Every record must be repeated exactly; omit any pictures they contain.

**DATA SHOWN:**
◇ ◇ ◇ ◇

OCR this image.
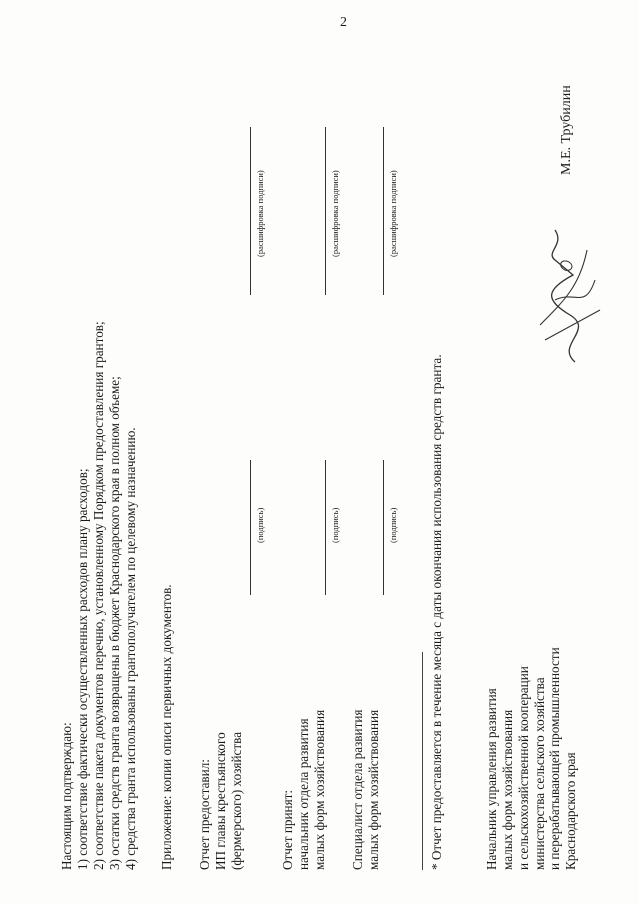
2
Настоящим подтверждаю: 1) соответствие фактически осуществленных расходов плану расходов; 2) соответствие пакета документов перечню, установленному Порядком предоставления грантов; 3) остатки средств гранта возвращены в бюджет Краснодарского края в полном объеме; 4) средства гранта использованы грантополучателем по целевому назначению. Приложение: копии описи первичных документов. Отчет предоставил: ИП главы крестьянского (фермерского) хозяйства
(подпись)
(расшифровка подписи)
Отчет принят: начальник отдела развития малых форм хозяйствования
(подпись)
(расшифровка подписи)
Специалист отдела развития малых форм хозяйствования
(подпись)
(расшифровка подписи)
* Отчет предоставляется в течение месяца с даты окончания использования средств гранта.	Начальник управления развития малых форм хозяйствования и сельскохозяйственной кооперации министерства сельского хозяйства и перерабатывающей промышленности Краснодарского края
М.Е. Трубилин
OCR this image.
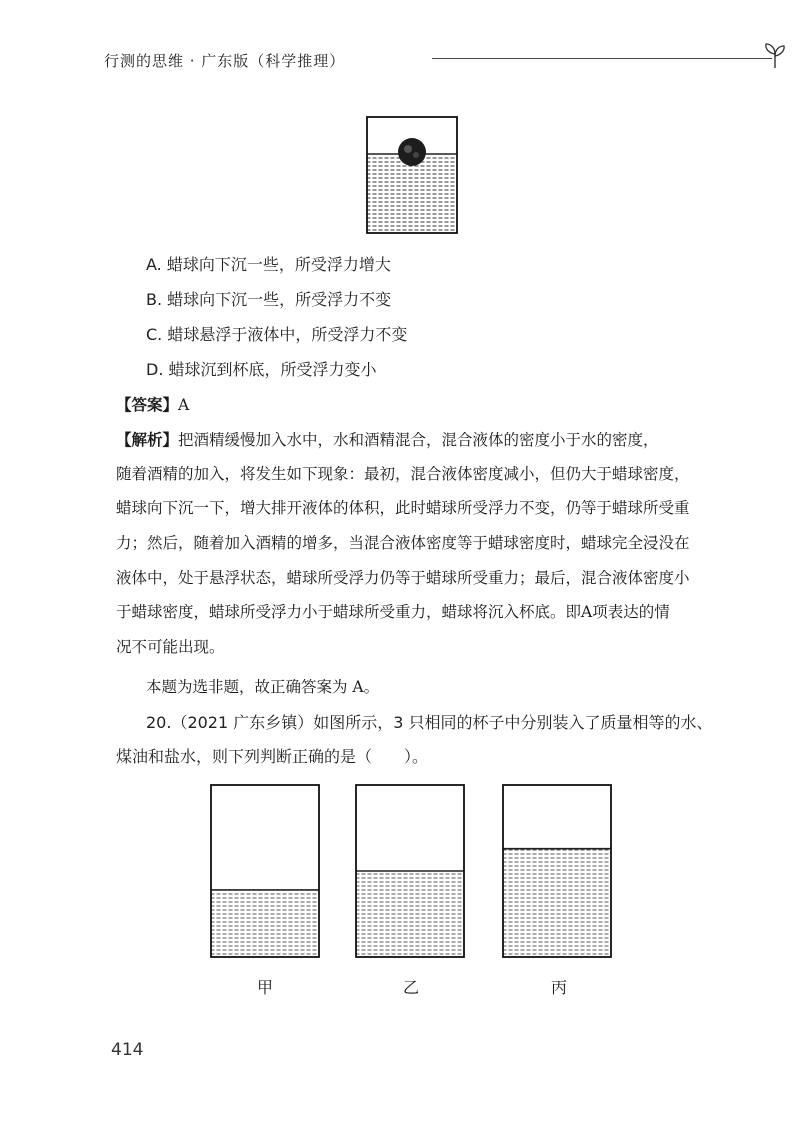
行测的思维 · 广东版（科学推理）
A. 蜡球向下沉一些，所受浮力增大
B. 蜡球向下沉一些，所受浮力不变
C. 蜡球悬浮于液体中，所受浮力不变
D. 蜡球沉到杯底，所受浮力变小
【答案】A
【解析】把酒精缓慢加入水中，水和酒精混合，混合液体的密度小于水的密度，
随着酒精的加入，将发生如下现象：最初，混合液体密度减小，但仍大于蜡球密度，
蜡球向下沉一下，增大排开液体的体积，此时蜡球所受浮力不变，仍等于蜡球所受重
力；然后，随着加入酒精的增多，当混合液体密度等于蜡球密度时，蜡球完全浸没在
液体中，处于悬浮状态，蜡球所受浮力仍等于蜡球所受重力；最后，混合液体密度小
于蜡球密度，蜡球所受浮力小于蜡球所受重力，蜡球将沉入杯底。即A项表达的情
况不可能出现。
本题为选非题，故正确答案为 A。
20.（2021 广东乡镇）如图所示，3 只相同的杯子中分别装入了质量相等的水、
煤油和盐水，则下列判断正确的是（　　）。
甲	乙	丙
414
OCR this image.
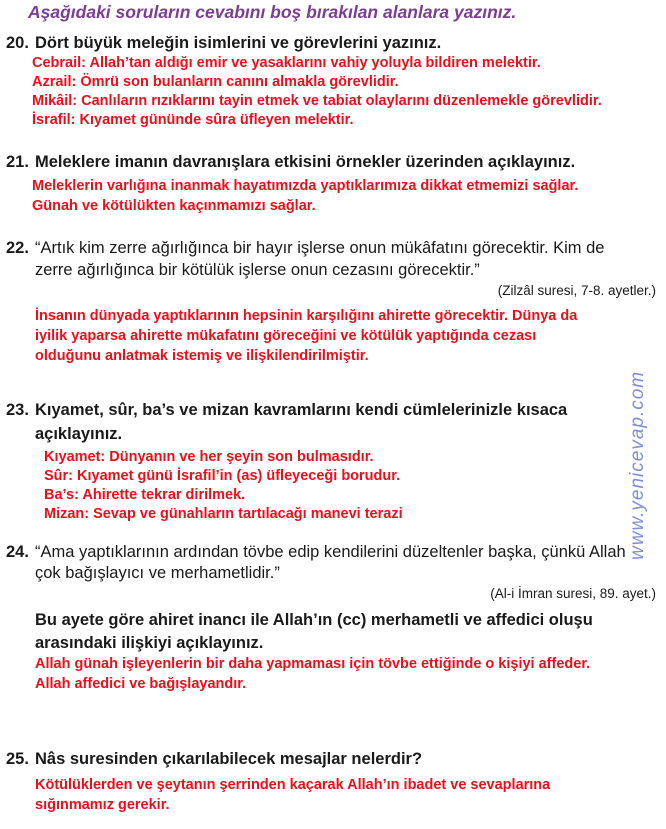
Aşağıdaki soruların cevabını boş bırakılan alanlara yazınız.
20. Dört büyük meleğin isimlerini ve görevlerini yazınız.
Cebrail: Allah’tan aldığı emir ve yasaklarını vahiy yoluyla bildiren melektir.
Azrail: Ömrü son bulanların canını almakla görevlidir.
Mikâil: Canlıların rızıklarını tayin etmek ve tabiat olaylarını düzenlemekle görevlidir.
İsrafil: Kıyamet gününde sûra üfleyen melektir.
21. Meleklere imanın davranışlara etkisini örnekler üzerinden açıklayınız.
Meleklerin varlığına inanmak hayatımızda yaptıklarımıza dikkat etmemizi sağlar.
Günah ve kötülükten kaçınmamızı sağlar.
22. “Artık kim zerre ağırlığınca bir hayır işlerse onun mükâfatını görecektir. Kim de
zerre ağırlığınca bir kötülük işlerse onun cezasını görecektir.”
(Zilzâl suresi, 7-8. ayetler.)
İnsanın dünyada yaptıklarının hepsinin karşılığını ahirette görecektir. Dünya da
iyilik yaparsa ahirette mükafatını göreceğini ve kötülük yaptığında cezası
olduğunu anlatmak istemiş ve ilişkilendirilmiştir.
23. Kıyamet, sûr, ba’s ve mizan kavramlarını kendi cümlelerinizle kısaca
açıklayınız.
Kıyamet: Dünyanın ve her şeyin son bulmasıdır.
Sûr: Kıyamet günü İsrafil’in (as) üfleyeceği borudur.
Ba’s: Ahirette tekrar dirilmek.
Mizan: Sevap ve günahların tartılacağı manevi terazi
24. “Ama yaptıklarının ardından tövbe edip kendilerini düzeltenler başka, çünkü Allah
çok bağışlayıcı ve merhametlidir.”
(Al-i İmran suresi, 89. ayet.)
Bu ayete göre ahiret inancı ile Allah’ın (cc) merhametli ve affedici oluşu
arasındaki ilişkiyi açıklayınız.
Allah günah işleyenlerin bir daha yapmaması için tövbe ettiğinde o kişiyi affeder.
Allah affedici ve bağışlayandır.
25. Nâs suresinden çıkarılabilecek mesajlar nelerdir?
Kötülüklerden ve şeytanın şerrinden kaçarak Allah’ın ibadet ve sevaplarına
sığınmamız gerekir.
www.yenicevap.com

◇ ◇ ◇ ◇

**SOLVED EXERCISE:**
OCR this image.
2
Настоящим подтверждаю: 1) соответствие фактически осуществленных расходов плану расходов; 2) соответствие пакета документов перечню, установленному Порядком предоставления грантов; 3) остатки средств гранта возвращены в бюджет Краснодарского края в полном объеме; 4) средства гранта использованы грантополучателем по целевому назначению. Приложение: копии описи первичных документов. Отчет предоставил: ИП главы крестьянского (фермерского) хозяйства
(подпись)
(расшифровка подписи)
Отчет принят: начальник отдела развития малых форм хозяйствования
(подпись)
(расшифровка подписи)
Специалист отдела развития малых форм хозяйствования
(подпись)
(расшифровка подписи)
* Отчет предоставляется в течение месяца с даты окончания использования средств гранта.	Начальник управления развития малых форм хозяйствования и сельскохозяйственной кооперации министерства сельского хозяйства и перерабатывающей промышленности Краснодарского края
М.Е. Трубилин
OCR this image.
行测的思维 · 广东版（科学推理）
A. 蜡球向下沉一些，所受浮力增大
B. 蜡球向下沉一些，所受浮力不变
C. 蜡球悬浮于液体中，所受浮力不变
D. 蜡球沉到杯底，所受浮力变小
【答案】A
【解析】把酒精缓慢加入水中，水和酒精混合，混合液体的密度小于水的密度，
随着酒精的加入，将发生如下现象：最初，混合液体密度减小，但仍大于蜡球密度，
蜡球向下沉一下，增大排开液体的体积，此时蜡球所受浮力不变，仍等于蜡球所受重
力；然后，随着加入酒精的增多，当混合液体密度等于蜡球密度时，蜡球完全浸没在
液体中，处于悬浮状态，蜡球所受浮力仍等于蜡球所受重力；最后，混合液体密度小
于蜡球密度，蜡球所受浮力小于蜡球所受重力，蜡球将沉入杯底。即A项表达的情
况不可能出现。
本题为选非题，故正确答案为 A。
20.（2021 广东乡镇）如图所示，3 只相同的杯子中分别装入了质量相等的水、
煤油和盐水，则下列判断正确的是（　　）。
甲	乙	丙
414
OCR this image.
Aşağıdaki soruların cevabını boş bırakılan alanlara yazınız.
20. Dört büyük meleğin isimlerini ve görevlerini yazınız.
Cebrail: Allah’tan aldığı emir ve yasaklarını vahiy yoluyla bildiren melektir.
Azrail: Ömrü son bulanların canını almakla görevlidir.
Mikâil: Canlıların rızıklarını tayin etmek ve tabiat olaylarını düzenlemekle görevlidir.
İsrafil: Kıyamet gününde sûra üfleyen melektir.
21. Meleklere imanın davranışlara etkisini örnekler üzerinden açıklayınız.
Meleklerin varlığına inanmak hayatımızda yaptıklarımıza dikkat etmemizi sağlar.
Günah ve kötülükten kaçınmamızı sağlar.
22. “Artık kim zerre ağırlığınca bir hayır işlerse onun mükâfatını görecektir. Kim de
zerre ağırlığınca bir kötülük işlerse onun cezasını görecektir.”
(Zilzâl suresi, 7-8. ayetler.)
İnsanın dünyada yaptıklarının hepsinin karşılığını ahirette görecektir. Dünya da
iyilik yaparsa ahirette mükafatını göreceğini ve kötülük yaptığında cezası
olduğunu anlatmak istemiş ve ilişkilendirilmiştir.
23. Kıyamet, sûr, ba’s ve mizan kavramlarını kendi cümlelerinizle kısaca
açıklayınız.
Kıyamet: Dünyanın ve her şeyin son bulmasıdır.
Sûr: Kıyamet günü İsrafil’in (as) üfleyeceği borudur.
Ba’s: Ahirette tekrar dirilmek.
Mizan: Sevap ve günahların tartılacağı manevi terazi
24. “Ama yaptıklarının ardından tövbe edip kendilerini düzeltenler başka, çünkü Allah
çok bağışlayıcı ve merhametlidir.”
(Al-i İmran suresi, 89. ayet.)
Bu ayete göre ahiret inancı ile Allah’ın (cc) merhametli ve affedici oluşu
arasındaki ilişkiyi açıklayınız.
Allah günah işleyenlerin bir daha yapmaması için tövbe ettiğinde o kişiyi affeder.
Allah affedici ve bağışlayandır.
25. Nâs suresinden çıkarılabilecek mesajlar nelerdir?
Kötülüklerden ve şeytanın şerrinden kaçarak Allah’ın ibadet ve sevaplarına
sığınmamız gerekir.
www.yenicevap.com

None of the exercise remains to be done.